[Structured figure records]

● ● ●

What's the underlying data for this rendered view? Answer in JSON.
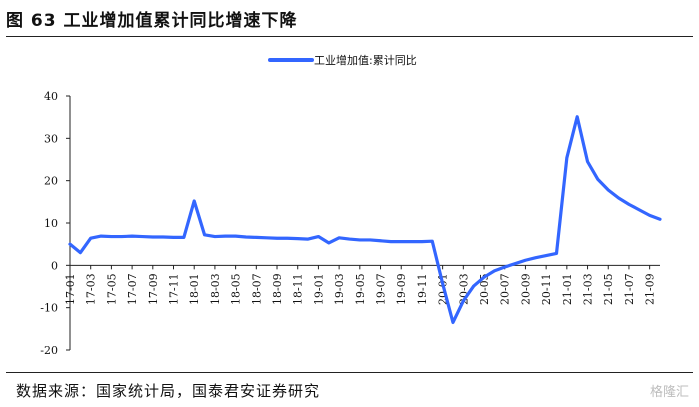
{
  "header": {
    "title": "图 63  工业增加值累计同比增速下降"
  },
  "footer": {
    "source": "数据来源：国家统计局，国泰君安证券研究",
    "watermark": "格隆汇"
  },
  "chart_data": {
    "type": "line",
    "title": "",
    "xlabel": "",
    "ylabel": "",
    "ylim": [
      -20,
      40
    ],
    "yticks": [
      -20,
      -10,
      0,
      10,
      20,
      30,
      40
    ],
    "grid": false,
    "legend_position": "top-center",
    "series": [
      {
        "name": "工业增加值:累计同比",
        "color": "#3366ff",
        "x": [
          "17-01",
          "17-02",
          "17-03",
          "17-04",
          "17-05",
          "17-06",
          "17-07",
          "17-08",
          "17-09",
          "17-10",
          "17-11",
          "17-12",
          "18-01",
          "18-02",
          "18-03",
          "18-04",
          "18-05",
          "18-06",
          "18-07",
          "18-08",
          "18-09",
          "18-10",
          "18-11",
          "18-12",
          "19-01",
          "19-02",
          "19-03",
          "19-04",
          "19-05",
          "19-06",
          "19-07",
          "19-08",
          "19-09",
          "19-10",
          "19-11",
          "19-12",
          "20-01",
          "20-02",
          "20-03",
          "20-04",
          "20-05",
          "20-06",
          "20-07",
          "20-08",
          "20-09",
          "20-10",
          "20-11",
          "20-12",
          "21-01",
          "21-02",
          "21-03",
          "21-04",
          "21-05",
          "21-06",
          "21-07",
          "21-08",
          "21-09",
          "21-10"
        ],
        "values": [
          5.0,
          3.0,
          6.4,
          6.9,
          6.8,
          6.8,
          6.9,
          6.8,
          6.7,
          6.7,
          6.6,
          6.6,
          15.2,
          7.2,
          6.8,
          6.9,
          6.9,
          6.7,
          6.6,
          6.5,
          6.4,
          6.4,
          6.3,
          6.2,
          6.8,
          5.3,
          6.5,
          6.2,
          6.0,
          6.0,
          5.8,
          5.6,
          5.6,
          5.6,
          5.6,
          5.7,
          -4.3,
          -13.5,
          -8.4,
          -4.9,
          -2.8,
          -1.3,
          -0.4,
          0.4,
          1.2,
          1.8,
          2.3,
          2.8,
          25.4,
          35.1,
          24.5,
          20.3,
          17.8,
          15.9,
          14.4,
          13.1,
          11.8,
          10.9
        ]
      }
    ],
    "xtick_labels": [
      "17-01",
      "17-03",
      "17-05",
      "17-07",
      "17-09",
      "17-11",
      "18-01",
      "18-03",
      "18-05",
      "18-07",
      "18-09",
      "18-11",
      "19-01",
      "19-03",
      "19-05",
      "19-07",
      "19-09",
      "19-11",
      "20-01",
      "20-03",
      "20-05",
      "20-07",
      "20-09",
      "20-11",
      "21-01",
      "21-03",
      "21-05",
      "21-07",
      "21-09"
    ]
  }
}
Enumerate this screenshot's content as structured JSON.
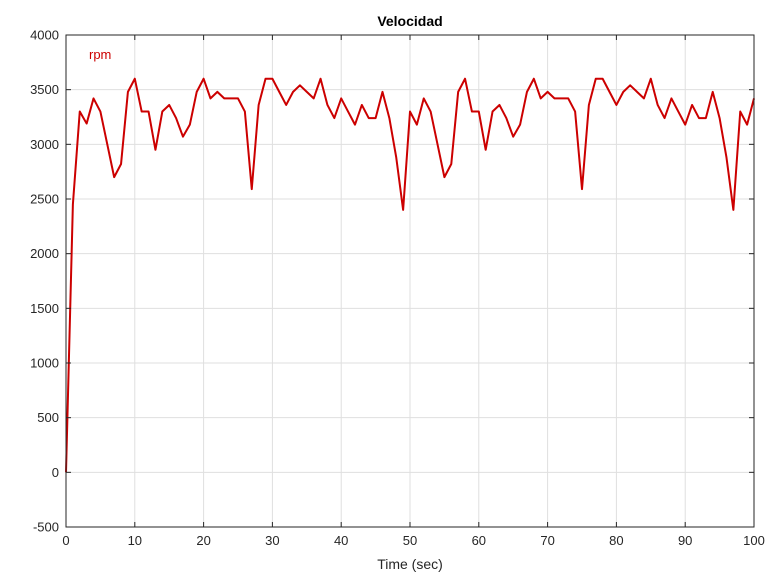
{
  "chart_data": {
    "type": "line",
    "title": "Velocidad",
    "xlabel": "Time (sec)",
    "ylabel": "",
    "xlim": [
      0,
      100
    ],
    "ylim": [
      -500,
      4000
    ],
    "xticks": [
      0,
      10,
      20,
      30,
      40,
      50,
      60,
      70,
      80,
      90,
      100
    ],
    "yticks": [
      -500,
      0,
      500,
      1000,
      1500,
      2000,
      2500,
      3000,
      3500,
      4000
    ],
    "grid": true,
    "legend_position": "top-left",
    "series": [
      {
        "name": "rpm",
        "color": "#cc0000",
        "x": [
          0,
          1,
          2,
          3,
          4,
          5,
          6,
          7,
          8,
          9,
          10,
          11,
          12,
          13,
          14,
          15,
          16,
          17,
          18,
          19,
          20,
          21,
          22,
          23,
          24,
          25,
          26,
          27,
          28,
          29,
          30,
          31,
          32,
          33,
          34,
          35,
          36,
          37,
          38,
          39,
          40,
          41,
          42,
          43,
          44,
          45,
          46,
          47,
          48,
          49,
          50,
          51,
          52,
          53,
          54,
          55,
          56,
          57,
          58,
          59,
          60,
          61,
          62,
          63,
          64,
          65,
          66,
          67,
          68,
          69,
          70,
          71,
          72,
          73,
          74,
          75,
          76,
          77,
          78,
          79,
          80,
          81,
          82,
          83,
          84,
          85,
          86,
          87,
          88,
          89,
          90,
          91,
          92,
          93,
          94,
          95,
          96,
          97,
          98,
          99,
          100
        ],
        "y": [
          0,
          2450,
          3300,
          3190,
          3420,
          3300,
          3000,
          2700,
          2820,
          3480,
          3600,
          3300,
          3300,
          2950,
          3300,
          3360,
          3240,
          3070,
          3180,
          3480,
          3600,
          3420,
          3480,
          3420,
          3420,
          3420,
          3300,
          2590,
          3360,
          3600,
          3600,
          3480,
          3360,
          3480,
          3540,
          3480,
          3420,
          3600,
          3360,
          3240,
          3420,
          3300,
          3180,
          3360,
          3240,
          3240,
          3480,
          3240,
          2880,
          2400,
          3300,
          3180,
          3420,
          3300,
          3000,
          2700,
          2820,
          3480,
          3600,
          3300,
          3300,
          2950,
          3300,
          3360,
          3240,
          3070,
          3180,
          3480,
          3600,
          3420,
          3480,
          3420,
          3420,
          3420,
          3300,
          2590,
          3360,
          3600,
          3600,
          3480,
          3360,
          3480,
          3540,
          3480,
          3420,
          3600,
          3360,
          3240,
          3420,
          3300,
          3180,
          3360,
          3240,
          3240,
          3480,
          3240,
          2880,
          2400,
          3300,
          3180,
          3420
        ]
      }
    ]
  }
}
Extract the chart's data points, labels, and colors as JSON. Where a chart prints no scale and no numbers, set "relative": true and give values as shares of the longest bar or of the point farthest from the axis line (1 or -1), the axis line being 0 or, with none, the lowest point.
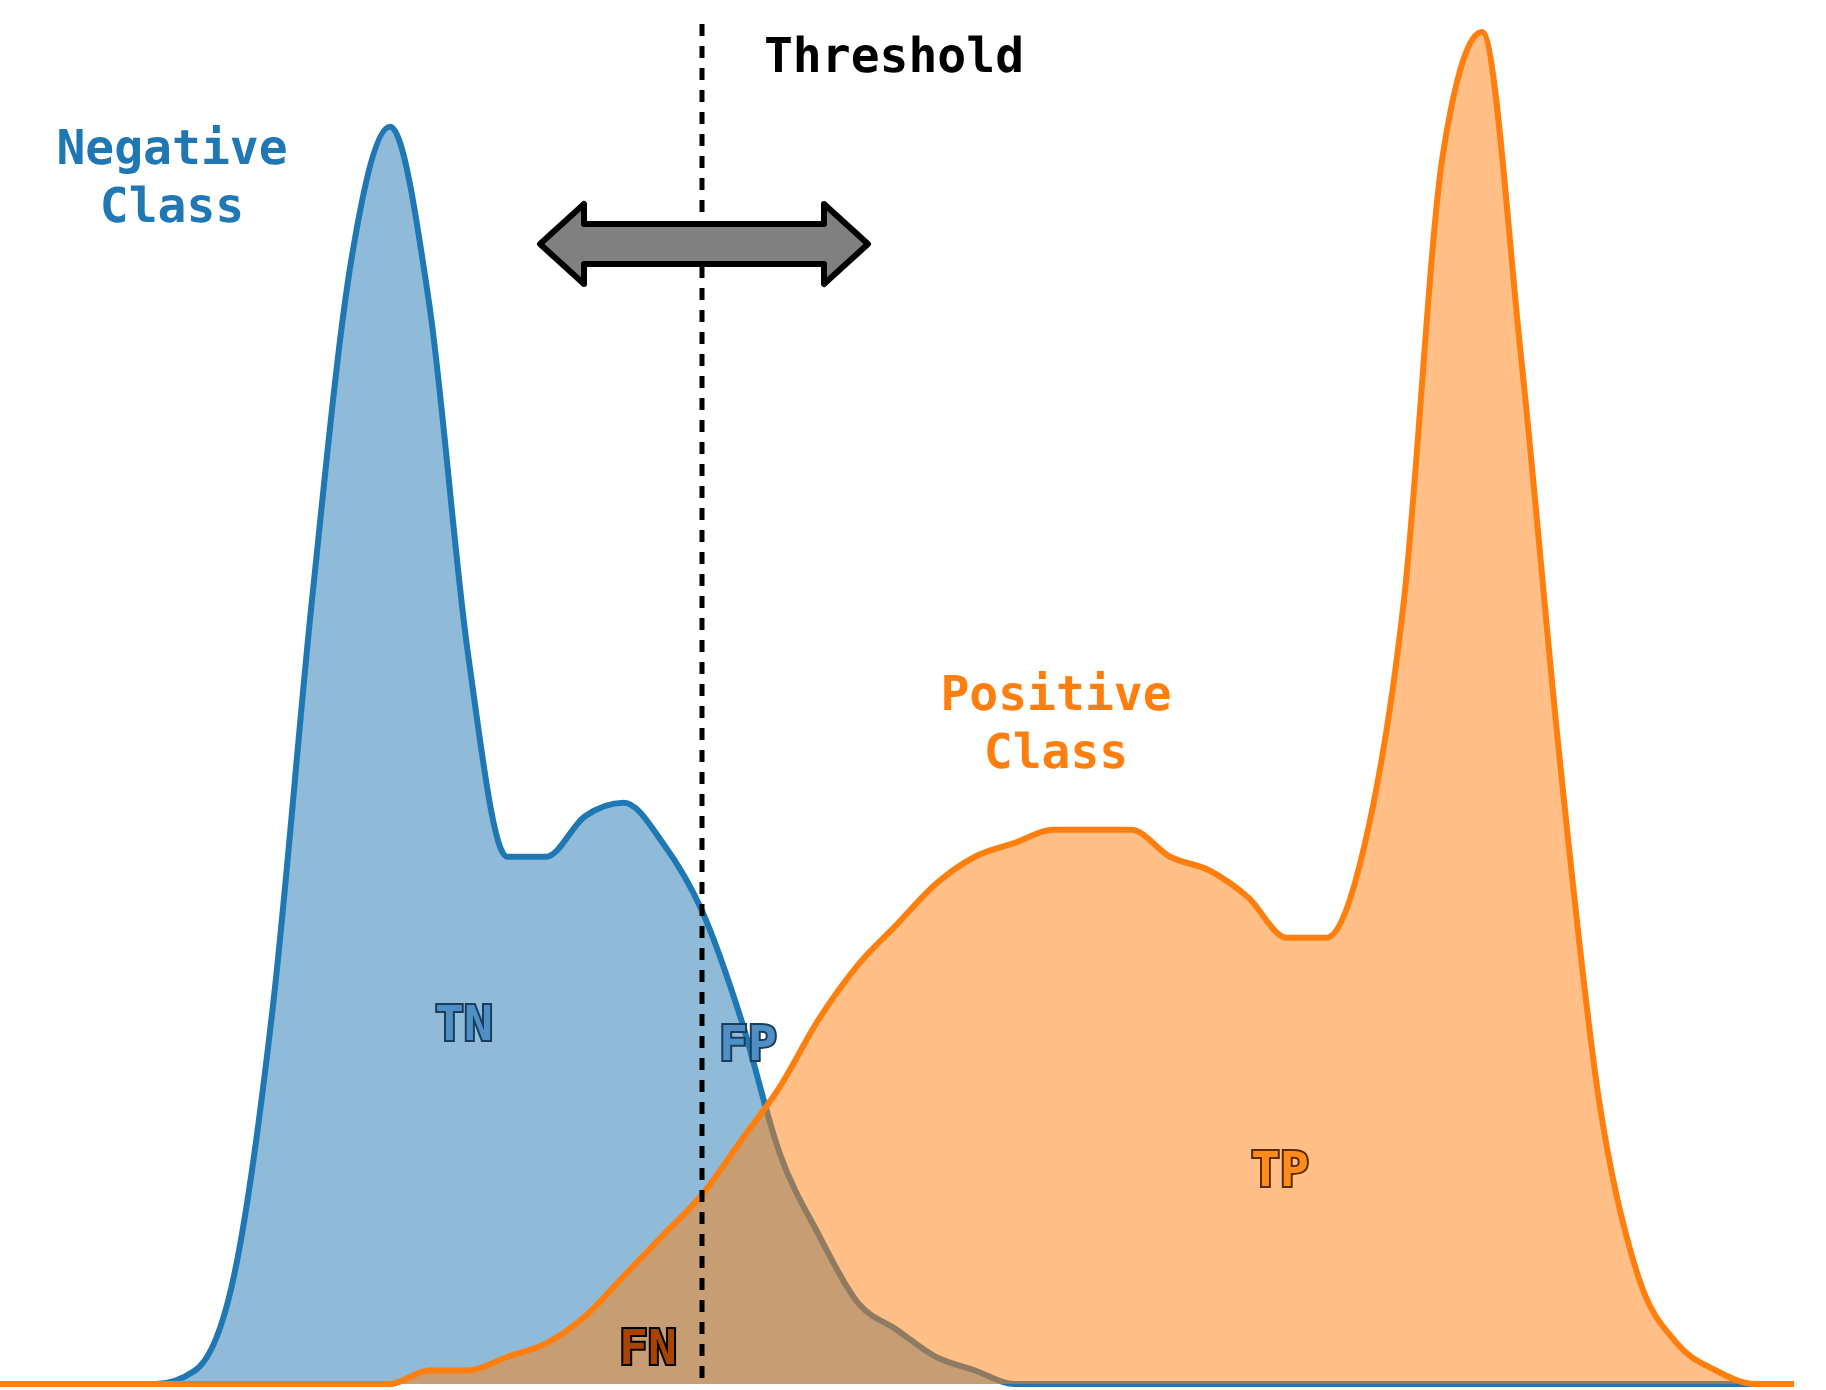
{
  "chart_data": {
    "type": "area",
    "relative": true,
    "categories": [
      null,
      null,
      null,
      null,
      null,
      null,
      null,
      null,
      null,
      null,
      null,
      null,
      null,
      null,
      null,
      null,
      null,
      null,
      null,
      null,
      null,
      null,
      null,
      null,
      null,
      null,
      null,
      null,
      null,
      null,
      null,
      null,
      null,
      null,
      null,
      null,
      null,
      null,
      null,
      null,
      null,
      null,
      null,
      null,
      null,
      null,
      null
    ],
    "series": [
      {
        "color": "#1f77b4",
        "values": [
          0,
          0,
          0,
          0,
          0,
          0.01,
          0.08,
          0.28,
          0.58,
          0.83,
          0.93,
          0.8,
          0.54,
          0.39,
          0.39,
          0.42,
          0.43,
          0.4,
          0.35,
          0.27,
          0.17,
          0.11,
          0.06,
          0.04,
          0.02,
          0.01,
          0,
          0,
          0,
          0,
          0,
          0,
          0,
          0,
          0,
          0,
          0,
          0,
          0,
          0,
          0,
          0,
          0,
          0,
          0,
          0,
          0
        ]
      },
      {
        "color": "#ff7f0e",
        "values": [
          0,
          0,
          0,
          0,
          0,
          0,
          0,
          0,
          0,
          0,
          0,
          0.01,
          0.01,
          0.02,
          0.03,
          0.05,
          0.08,
          0.11,
          0.14,
          0.18,
          0.22,
          0.27,
          0.31,
          0.34,
          0.37,
          0.39,
          0.4,
          0.41,
          0.41,
          0.41,
          0.39,
          0.38,
          0.36,
          0.33,
          0.33,
          0.4,
          0.58,
          0.91,
          1,
          0.76,
          0.46,
          0.21,
          0.08,
          0.03,
          0.01,
          0,
          0
        ]
      }
    ],
    "annotations": [
      "Negative Class",
      "Positive Class",
      "TN",
      "FP",
      "FN",
      "TP",
      "Threshold"
    ]
  }
}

● ● ●

**Given problem**
Return each line of the data that contains the string "JSON".

**Answer in full**
What's the underlying data for this rendered view? Answer in JSON.
Enumerate this screenshot's content as structured JSON.
Extract the chart's data points, labels, and colors as JSON. Where a chart prints no scale and no numbers, set "relative": true and give values as shares of the longest bar or of the point farthest from the axis line (1 or -1), the axis line being 0 or, with none, the lowest point.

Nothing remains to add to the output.